* Set exercise *
Exactly as written, quote every line that follows, skipping the images.

Part of a data file:
--- --- ---

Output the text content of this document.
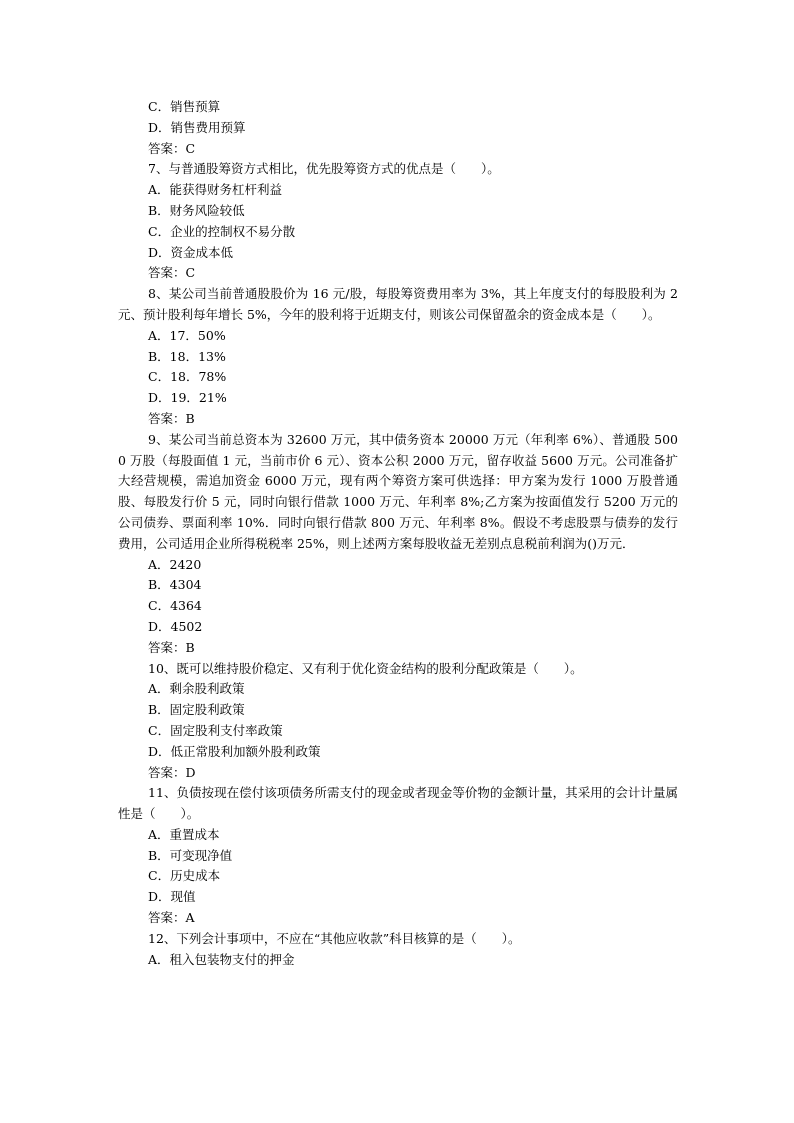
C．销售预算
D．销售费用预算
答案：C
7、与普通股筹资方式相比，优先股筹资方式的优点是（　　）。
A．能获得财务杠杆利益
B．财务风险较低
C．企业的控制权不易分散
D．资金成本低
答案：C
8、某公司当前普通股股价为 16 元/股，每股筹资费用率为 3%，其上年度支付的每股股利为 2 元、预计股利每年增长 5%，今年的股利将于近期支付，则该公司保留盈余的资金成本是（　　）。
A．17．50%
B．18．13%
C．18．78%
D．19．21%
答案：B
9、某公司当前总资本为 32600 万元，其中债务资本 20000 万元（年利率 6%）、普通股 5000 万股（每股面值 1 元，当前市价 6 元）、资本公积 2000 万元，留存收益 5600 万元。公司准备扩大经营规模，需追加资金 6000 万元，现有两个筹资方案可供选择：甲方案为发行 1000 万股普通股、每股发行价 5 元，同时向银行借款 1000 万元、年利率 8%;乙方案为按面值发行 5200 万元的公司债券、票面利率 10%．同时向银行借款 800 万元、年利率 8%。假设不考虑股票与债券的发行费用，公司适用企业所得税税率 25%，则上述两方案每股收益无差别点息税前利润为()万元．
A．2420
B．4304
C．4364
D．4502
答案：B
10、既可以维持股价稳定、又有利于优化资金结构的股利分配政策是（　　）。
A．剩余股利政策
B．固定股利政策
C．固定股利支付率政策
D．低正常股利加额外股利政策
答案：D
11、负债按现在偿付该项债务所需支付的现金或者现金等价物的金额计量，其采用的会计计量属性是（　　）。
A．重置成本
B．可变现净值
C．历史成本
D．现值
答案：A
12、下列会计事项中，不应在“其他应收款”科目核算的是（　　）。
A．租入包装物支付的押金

--- --- ---

* Problem solution *
Output the text content of this document.
C．销售预算
D．销售费用预算
答案：C
7、与普通股筹资方式相比，优先股筹资方式的优点是（　　）。
A．能获得财务杠杆利益
B．财务风险较低
C．企业的控制权不易分散
D．资金成本低
答案：C
8、某公司当前普通股股价为 16 元/股，每股筹资费用率为 3%，其上年度支付的每股股利为 2 元、预计股利每年增长 5%，今年的股利将于近期支付，则该公司保留盈余的资金成本是（　　）。
A．17．50%
B．18．13%
C．18．78%
D．19．21%
答案：B
9、某公司当前总资本为 32600 万元，其中债务资本 20000 万元（年利率 6%）、普通股 5000 万股（每股面值 1 元，当前市价 6 元）、资本公积 2000 万元，留存收益 5600 万元。公司准备扩大经营规模，需追加资金 6000 万元，现有两个筹资方案可供选择：甲方案为发行 1000 万股普通股、每股发行价 5 元，同时向银行借款 1000 万元、年利率 8%;乙方案为按面值发行 5200 万元的公司债券、票面利率 10%．同时向银行借款 800 万元、年利率 8%。假设不考虑股票与债券的发行费用，公司适用企业所得税税率 25%，则上述两方案每股收益无差别点息税前利润为()万元．
A．2420
B．4304
C．4364
D．4502
答案：B
10、既可以维持股价稳定、又有利于优化资金结构的股利分配政策是（　　）。
A．剩余股利政策
B．固定股利政策
C．固定股利支付率政策
D．低正常股利加额外股利政策
答案：D
11、负债按现在偿付该项债务所需支付的现金或者现金等价物的金额计量，其采用的会计计量属性是（　　）。
A．重置成本
B．可变现净值
C．历史成本
D．现值
答案：A
12、下列会计事项中，不应在“其他应收款”科目核算的是（　　）。
A．租入包装物支付的押金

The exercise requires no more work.